#### Work to complete
Copy out all lines where "剂型选择" appears.

#### Entries provided
#####
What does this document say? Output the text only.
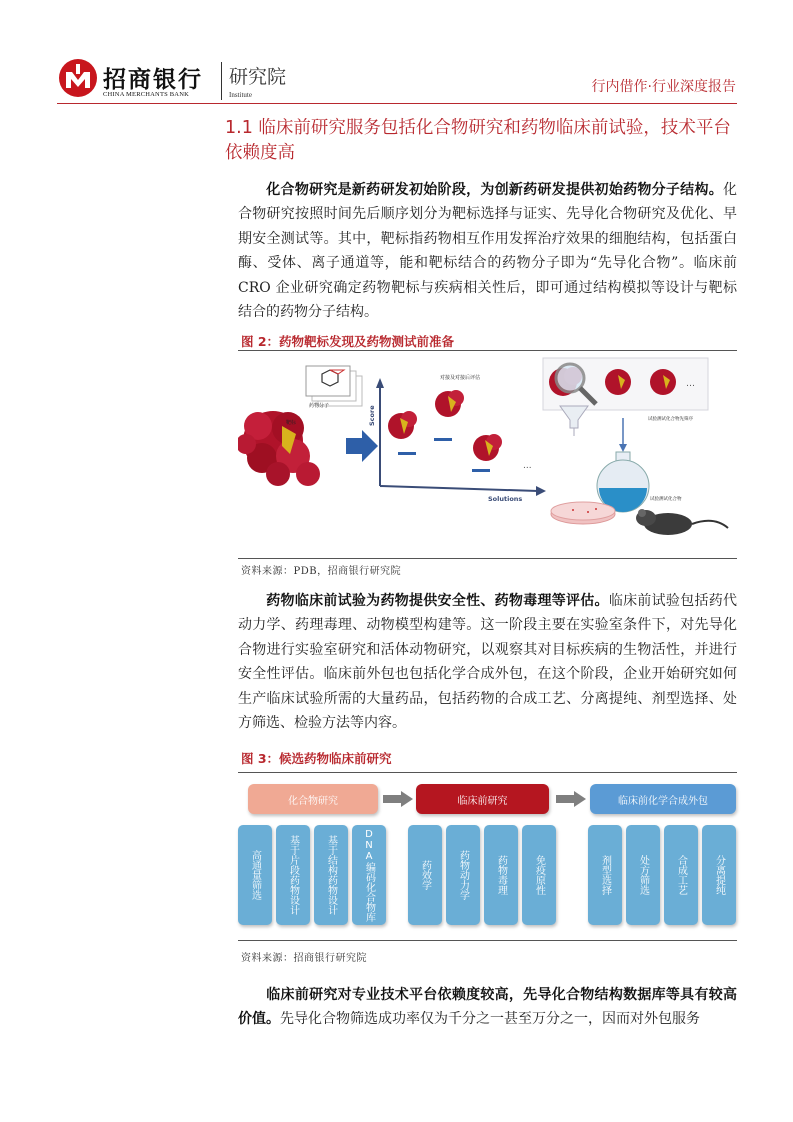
招商银行
CHINA MERCHANTS BANK
研究院
Institute	行内借作·行业深度报告
1.1 临床前研究服务包括化合物研究和药物临床前试验，技术平台依赖度高
化合物研究是新药研发初始阶段，为创新药研发提供初始药物分子结构。化合物研究按照时间先后顺序划分为靶标选择与证实、先导化合物研究及优化、早期安全测试等。其中，靶标指药物相互作用发挥治疗效果的细胞结构，包括蛋白酶、受体、离子通道等，能和靶标结合的药物分子即为“先导化合物”。临床前 CRO 企业研究确定药物靶标与疾病相关性后，即可通过结构模拟等设计与靶标结合的药物分子结构。
图 2：药物靶标发现及药物测试前准备
靶标
药物分子	Score
Solutions
...
对接及对接后评估
…
试验测试化合物先筛序
试验测试化合物
资料来源：PDB，招商银行研究院
药物临床前试验为药物提供安全性、药物毒理等评估。临床前试验包括药代动力学、药理毒理、动物模型构建等。这一阶段主要在实验室条件下，对先导化合物进行实验室研究和活体动物研究，以观察其对目标疾病的生物活性，并进行安全性评估。临床前外包也包括化学合成外包，在这个阶段，企业开始研究如何生产临床试验所需的大量药品，包括药物的合成工艺、分离提纯、剂型选择、处方筛选、检验方法等内容。
图 3：候选药物临床前研究
化合物研究	临床前研究	临床前化学合成外包
高通量筛选	基于片段药物设计	基于结构药物设计	DNA编码化合物库	药效学	药物动力学	药物毒理	免疫原性	剂型选择	处方筛选	合成工艺	分离提纯
资料来源：招商银行研究院
临床前研究对专业技术平台依赖度较高，先导化合物结构数据库等具有较高价值。先导化合物筛选成功率仅为千分之一甚至万分之一，因而对外包服务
#####
#### Solution to this exercise
药物临床前试验为药物提供安全性、药物毒理等评估。临床前试验包括药代动力学、药理毒理、动物模型构建等。这一阶段主要在实验室条件下，对先导化合物进行实验室研究和活体动物研究，以观察其对目标疾病的生物活性，并进行安全性评估。临床前外包也包括化学合成外包，在这个阶段，企业开始研究如何生产临床试验所需的大量药品，包括药物的合成工艺、分离提纯、剂型选择、处方筛选、检验方法等内容。
高通量筛选	基于片段药物设计	基于结构药物设计	DNA编码化合物库	药效学	药物动力学	药物毒理	免疫原性	剂型选择	处方筛选	合成工艺	分离提纯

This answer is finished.